_Task directions_
Find the lines that hold the word "based" and return them.

-- Start of Exercise materials --

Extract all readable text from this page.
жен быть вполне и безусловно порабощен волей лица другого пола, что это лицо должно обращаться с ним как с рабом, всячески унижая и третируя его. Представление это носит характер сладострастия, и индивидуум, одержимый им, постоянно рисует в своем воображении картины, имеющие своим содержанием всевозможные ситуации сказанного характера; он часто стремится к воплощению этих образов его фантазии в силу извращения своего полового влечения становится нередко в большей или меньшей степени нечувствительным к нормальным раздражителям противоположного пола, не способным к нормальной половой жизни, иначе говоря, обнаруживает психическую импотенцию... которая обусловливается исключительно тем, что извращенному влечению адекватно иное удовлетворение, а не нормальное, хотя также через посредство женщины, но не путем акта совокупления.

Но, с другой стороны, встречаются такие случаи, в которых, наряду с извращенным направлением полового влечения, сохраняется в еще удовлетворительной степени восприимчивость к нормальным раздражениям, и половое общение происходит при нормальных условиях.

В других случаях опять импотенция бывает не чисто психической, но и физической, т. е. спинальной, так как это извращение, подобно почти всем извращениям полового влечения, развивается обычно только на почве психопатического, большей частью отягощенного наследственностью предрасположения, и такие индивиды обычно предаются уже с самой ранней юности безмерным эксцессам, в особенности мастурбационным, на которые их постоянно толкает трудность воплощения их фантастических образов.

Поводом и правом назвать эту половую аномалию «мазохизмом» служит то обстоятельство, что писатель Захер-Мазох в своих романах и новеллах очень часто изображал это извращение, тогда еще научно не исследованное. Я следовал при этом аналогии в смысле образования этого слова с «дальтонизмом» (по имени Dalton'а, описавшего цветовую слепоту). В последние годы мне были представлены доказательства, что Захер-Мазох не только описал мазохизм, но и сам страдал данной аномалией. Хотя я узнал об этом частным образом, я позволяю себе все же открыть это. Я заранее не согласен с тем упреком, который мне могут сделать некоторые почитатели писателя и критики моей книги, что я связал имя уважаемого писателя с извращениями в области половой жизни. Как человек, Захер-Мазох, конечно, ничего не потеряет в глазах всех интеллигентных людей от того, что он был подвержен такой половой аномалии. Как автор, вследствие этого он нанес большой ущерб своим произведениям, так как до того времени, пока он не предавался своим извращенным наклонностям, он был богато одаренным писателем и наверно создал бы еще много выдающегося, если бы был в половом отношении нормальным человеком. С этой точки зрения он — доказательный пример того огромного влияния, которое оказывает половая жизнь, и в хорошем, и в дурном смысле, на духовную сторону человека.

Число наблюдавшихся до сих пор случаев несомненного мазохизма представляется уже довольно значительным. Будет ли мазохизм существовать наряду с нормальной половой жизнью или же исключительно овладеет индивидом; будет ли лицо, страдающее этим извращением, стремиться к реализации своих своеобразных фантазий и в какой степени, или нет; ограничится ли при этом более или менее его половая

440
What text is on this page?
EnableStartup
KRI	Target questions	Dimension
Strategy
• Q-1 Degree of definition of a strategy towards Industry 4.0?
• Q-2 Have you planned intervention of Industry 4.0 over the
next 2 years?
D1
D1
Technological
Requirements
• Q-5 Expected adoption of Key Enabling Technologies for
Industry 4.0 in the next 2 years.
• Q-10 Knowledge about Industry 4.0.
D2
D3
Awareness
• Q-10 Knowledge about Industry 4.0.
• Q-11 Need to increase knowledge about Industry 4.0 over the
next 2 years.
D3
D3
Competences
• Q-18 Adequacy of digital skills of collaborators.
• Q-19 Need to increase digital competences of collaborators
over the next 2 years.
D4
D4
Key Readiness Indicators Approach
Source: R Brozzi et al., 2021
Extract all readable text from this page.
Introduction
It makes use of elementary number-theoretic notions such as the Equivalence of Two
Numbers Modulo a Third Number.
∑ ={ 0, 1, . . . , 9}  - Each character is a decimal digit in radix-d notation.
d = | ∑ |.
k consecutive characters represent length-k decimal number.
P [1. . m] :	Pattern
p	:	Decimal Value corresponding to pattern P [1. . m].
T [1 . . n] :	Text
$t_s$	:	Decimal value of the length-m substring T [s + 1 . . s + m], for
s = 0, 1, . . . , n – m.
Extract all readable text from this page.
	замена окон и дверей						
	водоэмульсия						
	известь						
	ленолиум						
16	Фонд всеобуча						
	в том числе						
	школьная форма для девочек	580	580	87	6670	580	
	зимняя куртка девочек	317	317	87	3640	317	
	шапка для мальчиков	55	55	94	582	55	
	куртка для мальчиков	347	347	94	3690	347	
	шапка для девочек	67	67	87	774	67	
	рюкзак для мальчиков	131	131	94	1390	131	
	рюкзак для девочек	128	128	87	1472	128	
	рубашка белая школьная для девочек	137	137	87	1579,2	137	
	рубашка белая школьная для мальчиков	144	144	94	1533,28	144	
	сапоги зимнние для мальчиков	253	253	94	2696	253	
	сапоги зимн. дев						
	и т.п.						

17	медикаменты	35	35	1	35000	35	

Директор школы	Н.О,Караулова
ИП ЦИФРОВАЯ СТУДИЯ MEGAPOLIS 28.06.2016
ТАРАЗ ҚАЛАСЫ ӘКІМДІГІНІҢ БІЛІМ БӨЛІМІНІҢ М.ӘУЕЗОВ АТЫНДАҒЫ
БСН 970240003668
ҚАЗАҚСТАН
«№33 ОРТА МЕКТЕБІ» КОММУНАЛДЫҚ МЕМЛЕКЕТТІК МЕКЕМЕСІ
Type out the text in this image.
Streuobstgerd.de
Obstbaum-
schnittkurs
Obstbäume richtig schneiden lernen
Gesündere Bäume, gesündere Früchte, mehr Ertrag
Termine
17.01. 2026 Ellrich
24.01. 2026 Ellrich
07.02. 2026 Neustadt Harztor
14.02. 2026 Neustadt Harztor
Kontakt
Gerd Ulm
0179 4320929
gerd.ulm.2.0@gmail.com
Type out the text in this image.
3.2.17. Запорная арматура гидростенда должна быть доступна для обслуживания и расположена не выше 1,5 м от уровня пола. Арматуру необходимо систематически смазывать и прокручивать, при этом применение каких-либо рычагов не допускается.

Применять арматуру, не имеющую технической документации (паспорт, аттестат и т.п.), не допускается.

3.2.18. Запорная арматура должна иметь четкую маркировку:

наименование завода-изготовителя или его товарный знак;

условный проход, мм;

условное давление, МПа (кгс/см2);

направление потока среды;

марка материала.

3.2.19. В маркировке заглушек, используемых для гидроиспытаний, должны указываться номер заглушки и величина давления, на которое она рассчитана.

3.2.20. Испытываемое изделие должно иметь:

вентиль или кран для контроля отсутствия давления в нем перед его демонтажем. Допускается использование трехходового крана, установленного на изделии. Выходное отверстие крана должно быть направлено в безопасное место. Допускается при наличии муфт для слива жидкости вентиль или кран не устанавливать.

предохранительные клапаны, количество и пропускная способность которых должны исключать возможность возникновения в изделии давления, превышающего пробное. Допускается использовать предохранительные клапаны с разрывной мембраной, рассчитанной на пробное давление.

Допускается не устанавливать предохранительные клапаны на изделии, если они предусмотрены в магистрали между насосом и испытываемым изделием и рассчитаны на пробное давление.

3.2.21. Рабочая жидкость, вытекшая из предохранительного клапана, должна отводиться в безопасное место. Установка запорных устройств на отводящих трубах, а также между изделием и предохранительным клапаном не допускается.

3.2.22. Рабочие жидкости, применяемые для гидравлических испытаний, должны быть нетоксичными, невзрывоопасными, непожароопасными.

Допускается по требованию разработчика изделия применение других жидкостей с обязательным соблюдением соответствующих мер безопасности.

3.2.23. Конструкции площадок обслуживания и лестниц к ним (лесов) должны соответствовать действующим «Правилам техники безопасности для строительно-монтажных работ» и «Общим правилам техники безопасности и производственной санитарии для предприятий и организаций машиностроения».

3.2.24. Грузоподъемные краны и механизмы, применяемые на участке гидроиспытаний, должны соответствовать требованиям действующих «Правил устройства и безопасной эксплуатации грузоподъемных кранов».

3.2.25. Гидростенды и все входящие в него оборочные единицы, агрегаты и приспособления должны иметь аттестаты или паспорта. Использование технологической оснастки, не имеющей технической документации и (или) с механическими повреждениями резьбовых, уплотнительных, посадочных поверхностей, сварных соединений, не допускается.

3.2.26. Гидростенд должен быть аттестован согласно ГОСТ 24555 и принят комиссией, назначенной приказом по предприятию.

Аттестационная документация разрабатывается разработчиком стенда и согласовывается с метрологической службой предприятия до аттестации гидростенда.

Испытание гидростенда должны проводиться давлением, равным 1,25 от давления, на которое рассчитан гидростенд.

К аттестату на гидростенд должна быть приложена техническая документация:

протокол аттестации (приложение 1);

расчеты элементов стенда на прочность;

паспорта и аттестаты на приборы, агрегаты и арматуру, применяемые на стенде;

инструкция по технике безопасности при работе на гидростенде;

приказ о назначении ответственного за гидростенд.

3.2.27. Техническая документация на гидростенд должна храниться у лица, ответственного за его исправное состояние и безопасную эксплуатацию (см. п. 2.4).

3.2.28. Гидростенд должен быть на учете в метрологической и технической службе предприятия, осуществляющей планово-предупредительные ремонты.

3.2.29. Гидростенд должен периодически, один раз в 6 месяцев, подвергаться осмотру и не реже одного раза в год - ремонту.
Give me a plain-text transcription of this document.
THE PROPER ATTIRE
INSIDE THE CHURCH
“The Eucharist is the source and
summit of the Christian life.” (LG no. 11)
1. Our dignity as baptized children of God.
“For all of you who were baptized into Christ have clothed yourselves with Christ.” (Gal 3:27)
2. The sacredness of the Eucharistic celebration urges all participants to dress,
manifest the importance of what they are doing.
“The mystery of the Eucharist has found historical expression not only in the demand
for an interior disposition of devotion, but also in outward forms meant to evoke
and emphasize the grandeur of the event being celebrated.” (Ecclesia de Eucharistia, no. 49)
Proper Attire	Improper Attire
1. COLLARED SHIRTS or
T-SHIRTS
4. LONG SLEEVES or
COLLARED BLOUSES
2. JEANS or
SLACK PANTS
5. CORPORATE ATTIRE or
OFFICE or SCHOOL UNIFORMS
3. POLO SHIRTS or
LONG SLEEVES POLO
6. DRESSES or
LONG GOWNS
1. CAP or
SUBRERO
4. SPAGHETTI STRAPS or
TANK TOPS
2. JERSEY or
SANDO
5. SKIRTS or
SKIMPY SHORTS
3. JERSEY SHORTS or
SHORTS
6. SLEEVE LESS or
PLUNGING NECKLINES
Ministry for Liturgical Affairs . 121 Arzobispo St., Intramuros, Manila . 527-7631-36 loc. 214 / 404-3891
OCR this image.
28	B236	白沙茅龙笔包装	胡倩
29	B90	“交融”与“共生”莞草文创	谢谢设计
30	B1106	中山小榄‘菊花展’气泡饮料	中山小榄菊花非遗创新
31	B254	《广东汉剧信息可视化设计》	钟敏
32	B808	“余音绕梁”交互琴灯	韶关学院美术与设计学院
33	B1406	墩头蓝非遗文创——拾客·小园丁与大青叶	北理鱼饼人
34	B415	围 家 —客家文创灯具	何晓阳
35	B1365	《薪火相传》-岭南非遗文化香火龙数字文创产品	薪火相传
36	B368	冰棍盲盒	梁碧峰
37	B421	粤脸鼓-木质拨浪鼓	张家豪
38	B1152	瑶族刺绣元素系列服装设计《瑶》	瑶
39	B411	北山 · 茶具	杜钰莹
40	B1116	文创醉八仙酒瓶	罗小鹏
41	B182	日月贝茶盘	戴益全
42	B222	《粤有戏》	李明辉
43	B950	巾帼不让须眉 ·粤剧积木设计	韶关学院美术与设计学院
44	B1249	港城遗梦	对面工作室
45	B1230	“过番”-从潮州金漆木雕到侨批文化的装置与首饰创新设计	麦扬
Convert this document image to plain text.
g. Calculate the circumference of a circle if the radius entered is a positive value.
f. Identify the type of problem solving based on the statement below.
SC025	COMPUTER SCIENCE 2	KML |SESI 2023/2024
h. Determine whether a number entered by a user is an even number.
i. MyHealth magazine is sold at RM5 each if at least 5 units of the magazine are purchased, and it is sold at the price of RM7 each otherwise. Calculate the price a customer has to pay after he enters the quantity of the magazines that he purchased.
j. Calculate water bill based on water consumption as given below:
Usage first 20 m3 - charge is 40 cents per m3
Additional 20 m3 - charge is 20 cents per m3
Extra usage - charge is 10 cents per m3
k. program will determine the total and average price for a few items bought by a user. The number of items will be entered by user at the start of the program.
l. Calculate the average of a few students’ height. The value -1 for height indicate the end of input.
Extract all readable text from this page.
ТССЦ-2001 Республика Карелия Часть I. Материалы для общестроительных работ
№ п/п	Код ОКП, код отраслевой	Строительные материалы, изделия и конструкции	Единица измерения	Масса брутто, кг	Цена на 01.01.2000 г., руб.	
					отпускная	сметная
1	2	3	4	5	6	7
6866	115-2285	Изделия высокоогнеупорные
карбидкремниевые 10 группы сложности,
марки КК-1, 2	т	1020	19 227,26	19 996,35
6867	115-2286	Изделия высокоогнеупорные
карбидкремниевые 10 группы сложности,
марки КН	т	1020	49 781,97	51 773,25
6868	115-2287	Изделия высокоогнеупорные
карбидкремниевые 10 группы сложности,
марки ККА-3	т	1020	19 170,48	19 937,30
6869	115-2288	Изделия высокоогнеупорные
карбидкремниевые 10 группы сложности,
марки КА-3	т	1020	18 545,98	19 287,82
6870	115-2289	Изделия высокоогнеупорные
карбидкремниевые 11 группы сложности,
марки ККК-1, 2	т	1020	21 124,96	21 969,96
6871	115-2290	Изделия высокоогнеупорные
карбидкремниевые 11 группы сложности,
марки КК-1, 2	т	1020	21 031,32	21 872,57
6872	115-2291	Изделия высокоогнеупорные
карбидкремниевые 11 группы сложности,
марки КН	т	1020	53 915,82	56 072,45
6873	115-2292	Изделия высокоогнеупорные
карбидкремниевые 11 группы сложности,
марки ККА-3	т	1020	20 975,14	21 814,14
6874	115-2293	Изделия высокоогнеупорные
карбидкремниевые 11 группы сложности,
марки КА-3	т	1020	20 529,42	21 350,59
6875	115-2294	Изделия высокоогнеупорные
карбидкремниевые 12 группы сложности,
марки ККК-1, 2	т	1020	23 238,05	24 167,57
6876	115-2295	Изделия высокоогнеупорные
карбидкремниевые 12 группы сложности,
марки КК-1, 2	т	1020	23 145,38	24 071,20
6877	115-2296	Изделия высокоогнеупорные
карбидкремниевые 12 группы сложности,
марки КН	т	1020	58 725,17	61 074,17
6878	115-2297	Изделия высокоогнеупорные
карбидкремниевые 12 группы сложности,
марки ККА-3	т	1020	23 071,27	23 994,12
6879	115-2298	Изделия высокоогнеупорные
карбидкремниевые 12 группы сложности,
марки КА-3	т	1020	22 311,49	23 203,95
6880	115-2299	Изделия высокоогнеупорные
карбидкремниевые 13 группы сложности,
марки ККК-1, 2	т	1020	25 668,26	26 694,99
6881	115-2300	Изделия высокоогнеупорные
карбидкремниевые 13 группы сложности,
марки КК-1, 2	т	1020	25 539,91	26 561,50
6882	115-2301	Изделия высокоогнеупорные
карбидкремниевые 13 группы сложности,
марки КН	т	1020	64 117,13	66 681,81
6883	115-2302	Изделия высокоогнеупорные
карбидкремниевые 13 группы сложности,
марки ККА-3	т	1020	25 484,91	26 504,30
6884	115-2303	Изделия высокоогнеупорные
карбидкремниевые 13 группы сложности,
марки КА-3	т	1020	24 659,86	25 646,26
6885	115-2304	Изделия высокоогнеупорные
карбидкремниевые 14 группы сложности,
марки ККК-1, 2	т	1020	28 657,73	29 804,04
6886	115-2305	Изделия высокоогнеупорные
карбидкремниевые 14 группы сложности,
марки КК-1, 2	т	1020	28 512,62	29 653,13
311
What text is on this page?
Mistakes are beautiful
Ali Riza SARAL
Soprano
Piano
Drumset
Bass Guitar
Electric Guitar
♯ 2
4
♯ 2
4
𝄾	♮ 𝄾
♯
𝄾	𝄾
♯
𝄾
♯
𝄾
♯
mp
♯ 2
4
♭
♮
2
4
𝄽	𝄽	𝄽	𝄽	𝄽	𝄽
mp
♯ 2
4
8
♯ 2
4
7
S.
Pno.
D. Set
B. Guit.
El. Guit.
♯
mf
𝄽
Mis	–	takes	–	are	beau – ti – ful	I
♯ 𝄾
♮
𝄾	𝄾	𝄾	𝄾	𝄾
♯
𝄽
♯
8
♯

-- End of Exercise materials --

_Solution below_
f. Identify the type of problem solving based on the statement below.
j. Calculate water bill based on water consumption as given below:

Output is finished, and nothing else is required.